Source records
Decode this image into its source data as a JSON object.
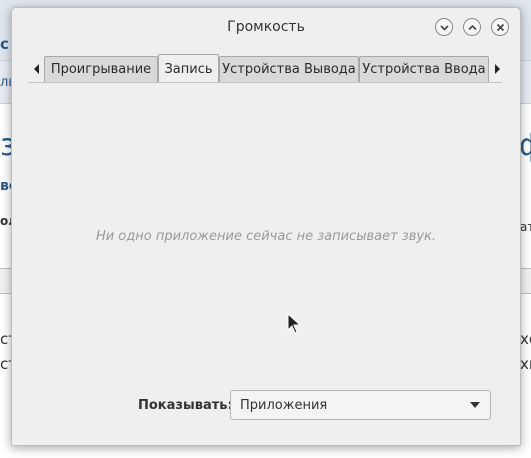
{
  "background": {
    "left_fragments": [
      "с",
      "ль",
      "зн",
      "ве",
      "оль",
      "ст",
      "ст"
    ],
    "right_fragments": [
      "ф",
      "ат",
      "хо",
      "хн"
    ]
  },
  "window": {
    "title": "Громкость",
    "buttons": [
      "minimize",
      "maximize",
      "close"
    ]
  },
  "tabs": [
    {
      "label": "Проигрывание",
      "active": false
    },
    {
      "label": "Запись",
      "active": true
    },
    {
      "label": "Устройства Вывода",
      "active": false
    },
    {
      "label": "Устройства Ввода",
      "active": false
    }
  ],
  "content": {
    "empty_message": "Ни одно приложение сейчас не записывает звук."
  },
  "footer": {
    "show_label": "Показывать:",
    "show_value": "Приложения"
  },
  "colors": {
    "background_app_accent": "#2a5a8a",
    "dialog_bg": "#efefef"
  }
}
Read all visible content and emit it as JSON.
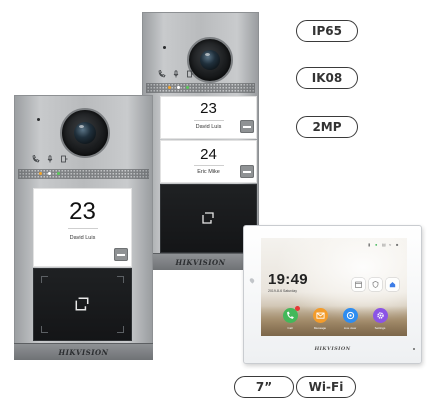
{
  "back_panel": {
    "units": [
      {
        "room": "23",
        "resident": "David Luis"
      },
      {
        "room": "24",
        "resident": "Eric Mike"
      }
    ],
    "brand": "HIKVISION"
  },
  "front_panel": {
    "room": "23",
    "resident": "David Luis",
    "brand": "HIKVISION"
  },
  "spec_badges": {
    "top": [
      "IP65",
      "IK08",
      "2MP"
    ],
    "bottom": [
      "7”",
      "Wi-Fi"
    ]
  },
  "monitor": {
    "time": "19:49",
    "date": "2019-8-6  Saturday",
    "apps": [
      {
        "label": "Call",
        "color": "#43b85a",
        "icon": "phone-icon"
      },
      {
        "label": "Message",
        "color": "#f39c2b",
        "icon": "envelope-icon"
      },
      {
        "label": "Live view",
        "color": "#2f8df0",
        "icon": "camera-icon"
      },
      {
        "label": "Settings",
        "color": "#8b54e6",
        "icon": "gear-icon"
      }
    ],
    "brand": "HIKVISION"
  }
}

§ **EXERCISE GOAL**
Exclude all pictures and reproduce exactly the lines from the one containing "Read all visible content and emit it as JSON." through the final line of the entries above.

§ **FULL SOLUTION**
Read all visible content and emit it as JSON.
{
  "back_panel": {
    "units": [
      {
        "room": "23",
        "resident": "David Luis"
      },
      {
        "room": "24",
        "resident": "Eric Mike"
      }
    ],
    "brand": "HIKVISION"
  },
  "front_panel": {
    "room": "23",
    "resident": "David Luis",
    "brand": "HIKVISION"
  },
  "spec_badges": {
    "top": [
      "IP65",
      "IK08",
      "2MP"
    ],
    "bottom": [
      "7”",
      "Wi-Fi"
    ]
  },
  "monitor": {
    "time": "19:49",
    "date": "2019-8-6  Saturday",
    "apps": [
      {
        "label": "Call",
        "color": "#43b85a",
        "icon": "phone-icon"
      },
      {
        "label": "Message",
        "color": "#f39c2b",
        "icon": "envelope-icon"
      },
      {
        "label": "Live view",
        "color": "#2f8df0",
        "icon": "camera-icon"
      },
      {
        "label": "Settings",
        "color": "#8b54e6",
        "icon": "gear-icon"
      }
    ],
    "brand": "HIKVISION"
  }
}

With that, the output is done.